### [AIM OF THE EXERCISE]
Reproduce every item below with each occurrence of "data-point" replaced by "marker", keeping everything else the same. Leave the pictures out of your answer.

-- Start --

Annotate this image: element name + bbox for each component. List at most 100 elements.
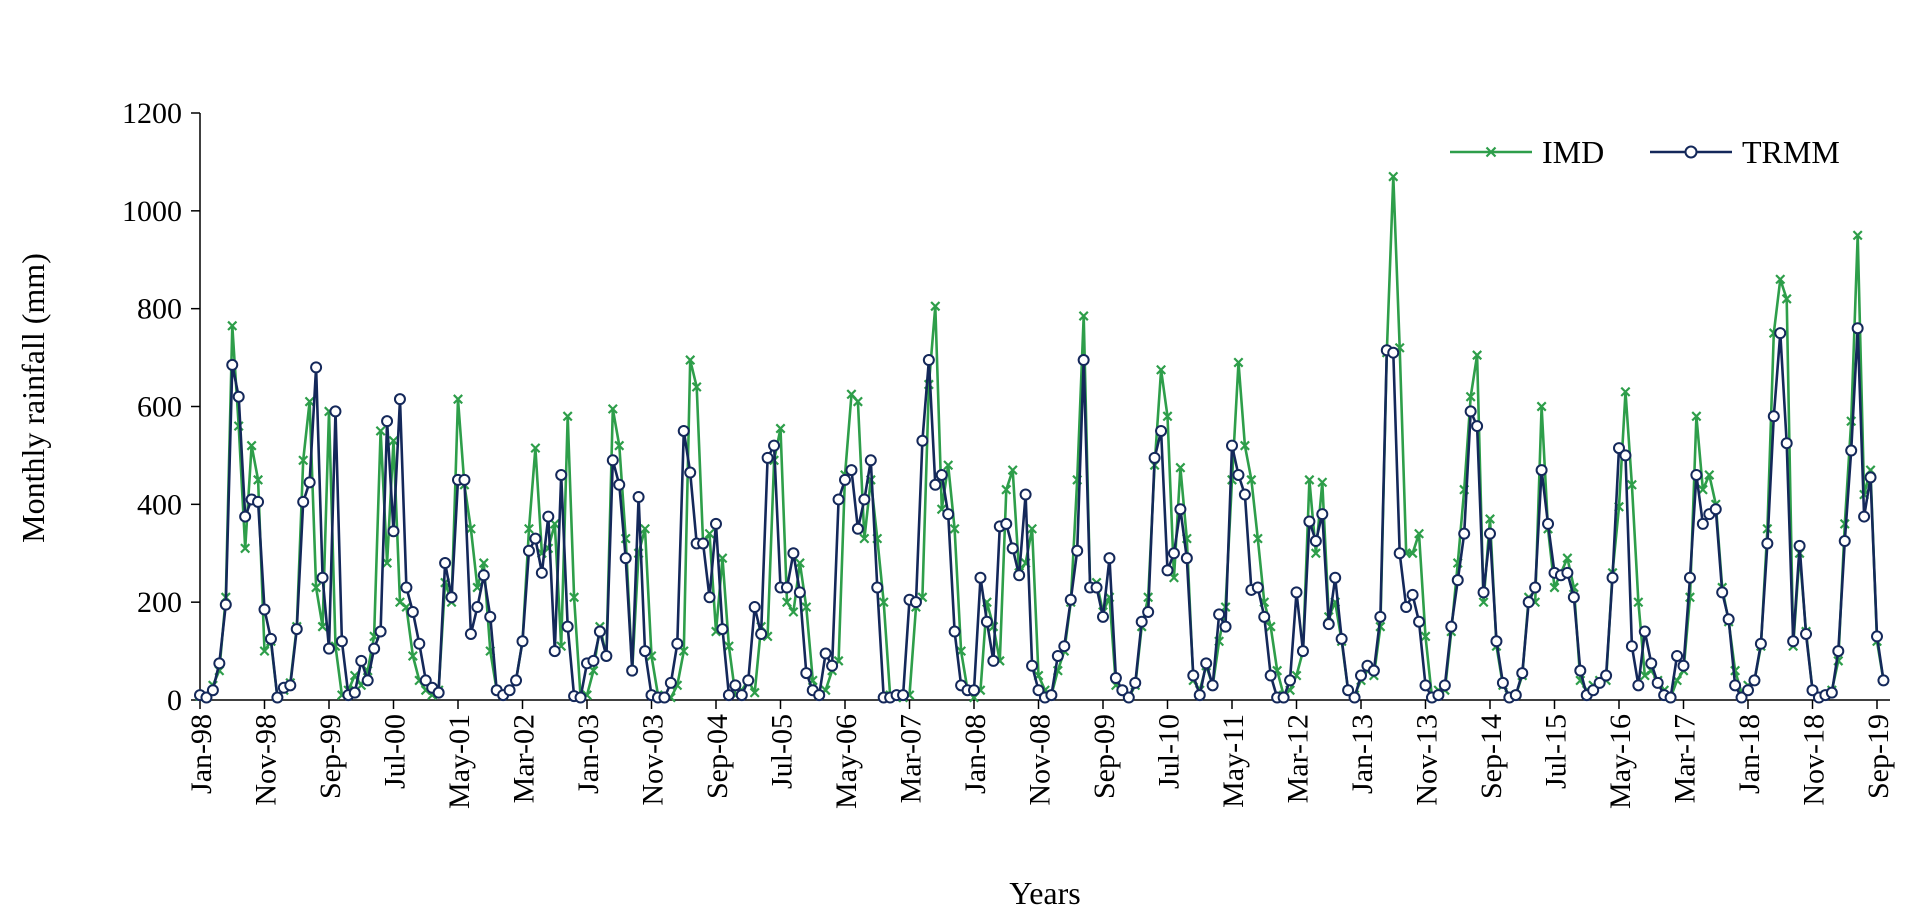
data-point [640, 523, 651, 534]
data-point [859, 533, 870, 544]
x-tick-label: Mar-07 [895, 714, 928, 803]
data-point [1780, 437, 1793, 450]
data-point [406, 605, 419, 618]
data-point [1071, 544, 1084, 557]
data-point [1265, 621, 1276, 632]
x-tick-label: Jan-08 [959, 714, 992, 794]
data-point [1432, 689, 1445, 702]
data-point [1645, 657, 1658, 670]
data-point [717, 553, 728, 564]
x-axis: Jan-98 Nov-98 Sep-99 Jul-00 May-01 Mar-02 Jan-… [185, 699, 1895, 809]
data-point [1026, 659, 1039, 672]
data-point [787, 547, 800, 560]
x-tick-label: May-16 [1604, 714, 1637, 809]
data-point [788, 606, 799, 617]
data-point [264, 632, 277, 645]
data-point [742, 674, 755, 687]
data-point [826, 659, 839, 672]
data-point [388, 435, 399, 446]
data-point [1484, 527, 1496, 540]
data-point [478, 558, 489, 569]
data-point [1613, 442, 1625, 455]
x-tick-label: Mar-17 [1669, 714, 1702, 803]
data-point [1438, 679, 1451, 692]
data-point [1316, 508, 1329, 521]
data-point [1852, 230, 1863, 241]
data-point [1709, 503, 1722, 516]
data-point [1162, 411, 1173, 422]
x-tick-label: Jan-13 [1346, 714, 1379, 794]
data-point [593, 625, 606, 638]
data-point [942, 508, 955, 521]
x-tick-label: Nov-18 [1798, 714, 1831, 806]
data-point [755, 627, 768, 640]
data-point [813, 689, 826, 702]
y-tick-label: 1200 [122, 97, 182, 130]
data-point [930, 301, 941, 312]
data-point [691, 381, 702, 392]
data-point [432, 686, 445, 699]
y-tick-label: 600 [137, 391, 182, 424]
data-point [1264, 669, 1277, 682]
data-point [1329, 571, 1342, 584]
data-point [1451, 574, 1464, 587]
data-point [1587, 684, 1600, 697]
data-point [1877, 674, 1890, 687]
data-point [1664, 691, 1677, 704]
x-tick-label: May-11 [1217, 714, 1250, 808]
data-point [916, 434, 929, 447]
data-point [1129, 676, 1142, 689]
data-point [832, 493, 845, 506]
data-point [1387, 346, 1400, 359]
data-point [1226, 439, 1238, 452]
data-point [555, 468, 568, 481]
data-point [1367, 664, 1380, 677]
data-point [1490, 635, 1503, 648]
data-point [1464, 405, 1477, 418]
data-point [819, 647, 832, 660]
data-point [1258, 610, 1271, 623]
data-point [1562, 553, 1573, 564]
data-point [1620, 386, 1631, 397]
data-point [1232, 468, 1245, 481]
data-point [619, 552, 632, 565]
data-point [316, 571, 329, 584]
data-point [1103, 552, 1116, 565]
data-point [697, 537, 710, 550]
data-point [1535, 464, 1548, 477]
data-point [851, 522, 864, 535]
data-point [1677, 659, 1690, 672]
data-point [1767, 410, 1780, 423]
data-point [1606, 571, 1619, 584]
data-point [1419, 679, 1432, 692]
data-point [206, 684, 219, 697]
data-point [800, 667, 813, 680]
data-point [748, 601, 761, 614]
data-point [1309, 535, 1322, 548]
data-point [1142, 605, 1155, 618]
data-point [864, 454, 877, 467]
data-point [614, 440, 625, 451]
data-point [781, 597, 792, 608]
data-point [1825, 686, 1838, 699]
data-point [1536, 401, 1547, 412]
data-point [311, 582, 322, 593]
data-point [1671, 649, 1684, 662]
data-point [1742, 684, 1754, 697]
data-point [1252, 533, 1263, 544]
data-point [1754, 637, 1767, 650]
data-point [1793, 539, 1806, 552]
data-point [464, 627, 477, 640]
data-point [297, 495, 310, 508]
data-point [974, 571, 987, 584]
data-point [1064, 593, 1077, 606]
data-point [723, 641, 734, 652]
x-tick-label: Mar-12 [1282, 714, 1315, 803]
data-point [1161, 564, 1174, 577]
data-point [1625, 640, 1638, 653]
data-point [1477, 586, 1490, 599]
x-tick-label: Sep-99 [314, 714, 347, 799]
data-point [909, 596, 922, 609]
data-point [1496, 676, 1509, 689]
data-point [1832, 645, 1845, 658]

-- End --

### [RESPONSE TO THIS EXERCISE]
Annotate this image: element name + bbox for each component. List at most 100 elements.
marker [640, 523, 651, 534]
marker [859, 533, 870, 544]
x-tick-label: Mar-07 [895, 714, 928, 803]
marker [1780, 437, 1793, 450]
marker [406, 605, 419, 618]
marker [1071, 544, 1084, 557]
marker [1265, 621, 1276, 632]
x-tick-label: Jan-08 [959, 714, 992, 794]
marker [1432, 689, 1445, 702]
marker [1645, 657, 1658, 670]
marker [717, 553, 728, 564]
x-axis: Jan-98 Nov-98 Sep-99 Jul-00 May-01 Mar-02 Jan-… [185, 699, 1895, 809]
marker [1026, 659, 1039, 672]
marker [787, 547, 800, 560]
x-tick-label: May-16 [1604, 714, 1637, 809]
marker [788, 606, 799, 617]
marker [264, 632, 277, 645]
marker [742, 674, 755, 687]
marker [826, 659, 839, 672]
marker [388, 435, 399, 446]
marker [1484, 527, 1496, 540]
marker [478, 558, 489, 569]
marker [1613, 442, 1625, 455]
x-tick-label: Mar-17 [1669, 714, 1702, 803]
marker [1438, 679, 1451, 692]
marker [1316, 508, 1329, 521]
marker [1852, 230, 1863, 241]
marker [1709, 503, 1722, 516]
marker [1162, 411, 1173, 422]
x-tick-label: Jan-13 [1346, 714, 1379, 794]
marker [593, 625, 606, 638]
marker [942, 508, 955, 521]
x-tick-label: Nov-18 [1798, 714, 1831, 806]
marker [755, 627, 768, 640]
marker [813, 689, 826, 702]
y-tick-label: 1200 [122, 97, 182, 130]
marker [930, 301, 941, 312]
marker [691, 381, 702, 392]
marker [432, 686, 445, 699]
y-tick-label: 600 [137, 391, 182, 424]
marker [1264, 669, 1277, 682]
marker [1329, 571, 1342, 584]
marker [1451, 574, 1464, 587]
marker [1587, 684, 1600, 697]
marker [1877, 674, 1890, 687]
marker [1664, 691, 1677, 704]
x-tick-label: May-11 [1217, 714, 1250, 808]
marker [916, 434, 929, 447]
marker [1129, 676, 1142, 689]
marker [832, 493, 845, 506]
marker [1387, 346, 1400, 359]
marker [1226, 439, 1238, 452]
marker [555, 468, 568, 481]
marker [1367, 664, 1380, 677]
marker [1490, 635, 1503, 648]
marker [1464, 405, 1477, 418]
marker [819, 647, 832, 660]
marker [1258, 610, 1271, 623]
marker [1562, 553, 1573, 564]
marker [1620, 386, 1631, 397]
marker [1232, 468, 1245, 481]
marker [619, 552, 632, 565]
marker [316, 571, 329, 584]
marker [1103, 552, 1116, 565]
marker [697, 537, 710, 550]
marker [1535, 464, 1548, 477]
marker [851, 522, 864, 535]
marker [1677, 659, 1690, 672]
marker [1767, 410, 1780, 423]
marker [1606, 571, 1619, 584]
marker [1419, 679, 1432, 692]
marker [206, 684, 219, 697]
marker [800, 667, 813, 680]
marker [748, 601, 761, 614]
marker [1309, 535, 1322, 548]
marker [1142, 605, 1155, 618]
marker [864, 454, 877, 467]
marker [614, 440, 625, 451]
marker [781, 597, 792, 608]
marker [1825, 686, 1838, 699]
marker [1536, 401, 1547, 412]
marker [311, 582, 322, 593]
marker [1671, 649, 1684, 662]
marker [1742, 684, 1754, 697]
marker [1252, 533, 1263, 544]
marker [1754, 637, 1767, 650]
marker [1793, 539, 1806, 552]
marker [464, 627, 477, 640]
marker [297, 495, 310, 508]
marker [974, 571, 987, 584]
marker [1064, 593, 1077, 606]
marker [723, 641, 734, 652]
x-tick-label: Mar-12 [1282, 714, 1315, 803]
marker [1161, 564, 1174, 577]
marker [1625, 640, 1638, 653]
marker [1477, 586, 1490, 599]
x-tick-label: Sep-99 [314, 714, 347, 799]
marker [909, 596, 922, 609]
marker [1496, 676, 1509, 689]
marker [1832, 645, 1845, 658]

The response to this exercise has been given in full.